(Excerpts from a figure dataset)
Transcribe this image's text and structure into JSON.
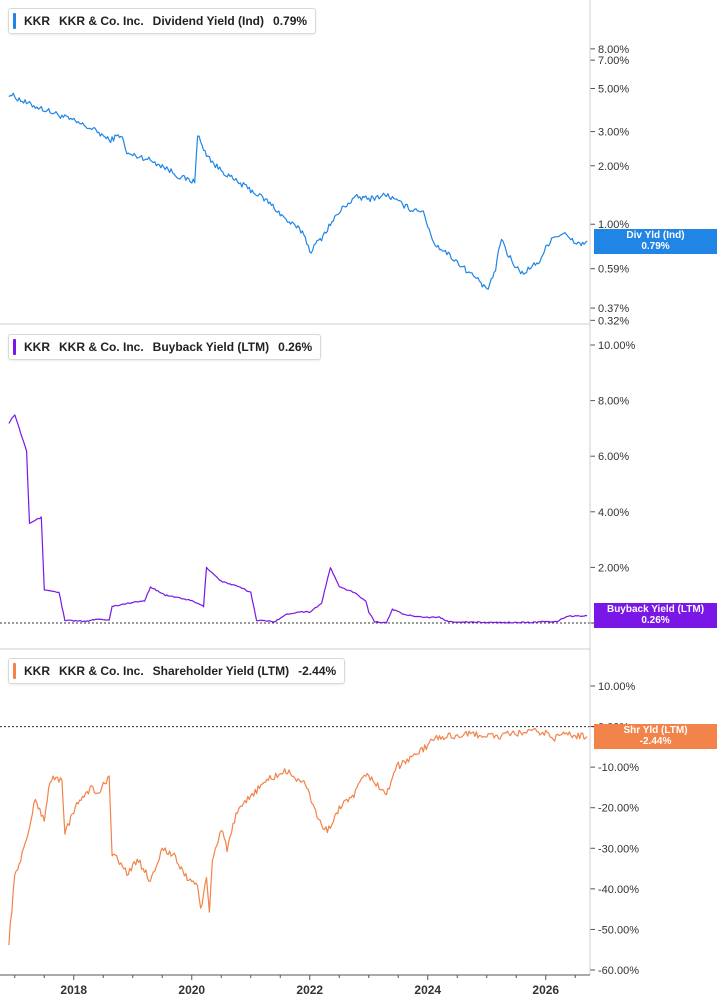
{
  "colors": {
    "div": "#2185e5",
    "buyback": "#7a16e6",
    "shr": "#f2834a",
    "axis": "#555555",
    "grid": "#cfcfcf"
  },
  "panels": [
    {
      "ticker": "KKR",
      "company": "KKR & Co. Inc.",
      "metric": "Dividend Yield (Ind)",
      "value": "0.79%",
      "tag_line1": "Div Yld (Ind)",
      "tag_line2": "0.79%"
    },
    {
      "ticker": "KKR",
      "company": "KKR & Co. Inc.",
      "metric": "Buyback Yield (LTM)",
      "value": "0.26%",
      "tag_line1": "Buyback Yield (LTM)",
      "tag_line2": "0.26%"
    },
    {
      "ticker": "KKR",
      "company": "KKR & Co. Inc.",
      "metric": "Shareholder Yield (LTM)",
      "value": "-2.44%",
      "tag_line1": "Shr Yld (LTM)",
      "tag_line2": "-2.44%"
    }
  ],
  "chart_data": [
    {
      "type": "line",
      "series": [
        {
          "name": "Dividend Yield (Ind)",
          "color": "#2185e5",
          "points": [
            [
              2016.9,
              4.7
            ],
            [
              2017.2,
              4.2
            ],
            [
              2017.6,
              3.8
            ],
            [
              2018.0,
              3.4
            ],
            [
              2018.4,
              3.0
            ],
            [
              2018.6,
              2.7
            ],
            [
              2018.8,
              2.9
            ],
            [
              2018.9,
              2.3
            ],
            [
              2019.2,
              2.2
            ],
            [
              2019.5,
              2.0
            ],
            [
              2019.8,
              1.75
            ],
            [
              2020.05,
              1.65
            ],
            [
              2020.1,
              2.9
            ],
            [
              2020.2,
              2.4
            ],
            [
              2020.4,
              2.0
            ],
            [
              2020.7,
              1.7
            ],
            [
              2021.0,
              1.5
            ],
            [
              2021.3,
              1.3
            ],
            [
              2021.6,
              1.05
            ],
            [
              2021.9,
              0.9
            ],
            [
              2022.0,
              0.72
            ],
            [
              2022.2,
              0.85
            ],
            [
              2022.4,
              1.05
            ],
            [
              2022.6,
              1.25
            ],
            [
              2022.8,
              1.38
            ],
            [
              2023.0,
              1.35
            ],
            [
              2023.3,
              1.42
            ],
            [
              2023.5,
              1.3
            ],
            [
              2023.7,
              1.2
            ],
            [
              2023.9,
              1.18
            ],
            [
              2024.1,
              0.8
            ],
            [
              2024.3,
              0.72
            ],
            [
              2024.6,
              0.6
            ],
            [
              2024.9,
              0.5
            ],
            [
              2025.0,
              0.45
            ],
            [
              2025.15,
              0.58
            ],
            [
              2025.25,
              0.85
            ],
            [
              2025.35,
              0.7
            ],
            [
              2025.5,
              0.6
            ],
            [
              2025.6,
              0.56
            ],
            [
              2025.75,
              0.6
            ],
            [
              2025.9,
              0.65
            ],
            [
              2026.1,
              0.85
            ],
            [
              2026.3,
              0.9
            ],
            [
              2026.45,
              0.82
            ],
            [
              2026.6,
              0.79
            ],
            [
              2026.7,
              0.82
            ]
          ]
        }
      ],
      "y_scale": "log",
      "y_ticks": [
        "8.00%",
        "7.00%",
        "5.00%",
        "3.00%",
        "2.00%",
        "1.00%",
        "0.59%",
        "0.37%",
        "0.32%"
      ],
      "y_tick_values": [
        8,
        7,
        5,
        3,
        2,
        1,
        0.59,
        0.37,
        0.32
      ],
      "ylim": [
        0.31,
        11
      ]
    },
    {
      "type": "line",
      "series": [
        {
          "name": "Buyback Yield (LTM)",
          "color": "#7a16e6",
          "points": [
            [
              2016.9,
              7.2
            ],
            [
              2017.0,
              7.5
            ],
            [
              2017.2,
              6.2
            ],
            [
              2017.25,
              3.6
            ],
            [
              2017.45,
              3.8
            ],
            [
              2017.5,
              1.2
            ],
            [
              2017.75,
              1.1
            ],
            [
              2017.85,
              0.1
            ],
            [
              2018.2,
              0.05
            ],
            [
              2018.4,
              0.15
            ],
            [
              2018.6,
              0.1
            ],
            [
              2018.65,
              0.6
            ],
            [
              2018.9,
              0.7
            ],
            [
              2019.2,
              0.8
            ],
            [
              2019.3,
              1.3
            ],
            [
              2019.55,
              1.0
            ],
            [
              2019.8,
              0.9
            ],
            [
              2020.0,
              0.8
            ],
            [
              2020.2,
              0.6
            ],
            [
              2020.25,
              2.0
            ],
            [
              2020.5,
              1.5
            ],
            [
              2020.8,
              1.3
            ],
            [
              2021.0,
              1.1
            ],
            [
              2021.1,
              0.1
            ],
            [
              2021.4,
              0.05
            ],
            [
              2021.6,
              0.3
            ],
            [
              2021.8,
              0.4
            ],
            [
              2022.0,
              0.4
            ],
            [
              2022.2,
              0.7
            ],
            [
              2022.35,
              2.0
            ],
            [
              2022.5,
              1.3
            ],
            [
              2022.75,
              1.1
            ],
            [
              2022.95,
              0.8
            ],
            [
              2023.0,
              0.4
            ],
            [
              2023.1,
              0.05
            ],
            [
              2023.3,
              0.0
            ],
            [
              2023.4,
              0.5
            ],
            [
              2023.6,
              0.3
            ],
            [
              2024.0,
              0.2
            ],
            [
              2024.2,
              0.2
            ],
            [
              2024.35,
              0.05
            ],
            [
              2025.0,
              0.02
            ],
            [
              2025.6,
              0.02
            ],
            [
              2026.2,
              0.05
            ],
            [
              2026.35,
              0.24
            ],
            [
              2026.7,
              0.26
            ]
          ]
        }
      ],
      "y_ticks": [
        "10.00%",
        "8.00%",
        "6.00%",
        "4.00%",
        "2.00%",
        "0.00%"
      ],
      "y_tick_values": [
        10,
        8,
        6,
        4,
        2,
        0
      ],
      "ylim": [
        0,
        10
      ]
    },
    {
      "type": "line",
      "series": [
        {
          "name": "Shareholder Yield (LTM)",
          "color": "#f2834a",
          "points": [
            [
              2016.9,
              -53
            ],
            [
              2017.0,
              -37
            ],
            [
              2017.2,
              -28
            ],
            [
              2017.35,
              -18
            ],
            [
              2017.5,
              -23
            ],
            [
              2017.6,
              -13
            ],
            [
              2017.8,
              -13
            ],
            [
              2017.85,
              -26
            ],
            [
              2018.1,
              -18
            ],
            [
              2018.3,
              -15
            ],
            [
              2018.4,
              -17
            ],
            [
              2018.6,
              -12
            ],
            [
              2018.65,
              -31
            ],
            [
              2018.9,
              -36
            ],
            [
              2019.1,
              -33
            ],
            [
              2019.3,
              -38
            ],
            [
              2019.5,
              -30
            ],
            [
              2019.7,
              -32
            ],
            [
              2019.9,
              -37
            ],
            [
              2020.1,
              -39
            ],
            [
              2020.15,
              -45
            ],
            [
              2020.25,
              -38
            ],
            [
              2020.3,
              -46
            ],
            [
              2020.35,
              -33
            ],
            [
              2020.5,
              -25
            ],
            [
              2020.6,
              -30
            ],
            [
              2020.75,
              -22
            ],
            [
              2021.0,
              -17
            ],
            [
              2021.3,
              -13
            ],
            [
              2021.6,
              -11
            ],
            [
              2021.9,
              -14
            ],
            [
              2022.0,
              -17
            ],
            [
              2022.15,
              -23
            ],
            [
              2022.3,
              -26
            ],
            [
              2022.5,
              -20
            ],
            [
              2022.7,
              -18
            ],
            [
              2022.9,
              -13
            ],
            [
              2023.0,
              -12
            ],
            [
              2023.3,
              -17
            ],
            [
              2023.45,
              -10
            ],
            [
              2023.6,
              -9
            ],
            [
              2023.75,
              -7
            ],
            [
              2023.9,
              -6
            ],
            [
              2024.1,
              -3
            ],
            [
              2024.3,
              -2.5
            ],
            [
              2024.6,
              -2
            ],
            [
              2024.9,
              -2
            ],
            [
              2025.2,
              -2.5
            ],
            [
              2025.35,
              -2
            ],
            [
              2025.6,
              -1.5
            ],
            [
              2025.8,
              -1.3
            ],
            [
              2026.0,
              -1.6
            ],
            [
              2026.15,
              -2.8
            ],
            [
              2026.3,
              -1.8
            ],
            [
              2026.5,
              -2.2
            ],
            [
              2026.7,
              -2.44
            ]
          ]
        }
      ],
      "y_ticks": [
        "10.00%",
        "0.00%",
        "-10.00%",
        "-20.00%",
        "-30.00%",
        "-40.00%",
        "-50.00%",
        "-60.00%"
      ],
      "y_tick_values": [
        10,
        0,
        -10,
        -20,
        -30,
        -40,
        -50,
        -60
      ],
      "ylim": [
        -60,
        10
      ]
    }
  ],
  "x_axis": {
    "ticks": [
      "2018",
      "2020",
      "2022",
      "2024",
      "2026"
    ],
    "tick_values": [
      2018,
      2020,
      2022,
      2024,
      2026
    ],
    "xlim": [
      2016.75,
      2026.75
    ]
  }
}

What the exercise asks:
Gather each line in the entries above where the string "metric" is found.

Exercise response:
      "metric": "Dividend Yield (Ind)",
      "metric": "Buyback Yield (LTM)",
      "metric": "Shareholder Yield (LTM)",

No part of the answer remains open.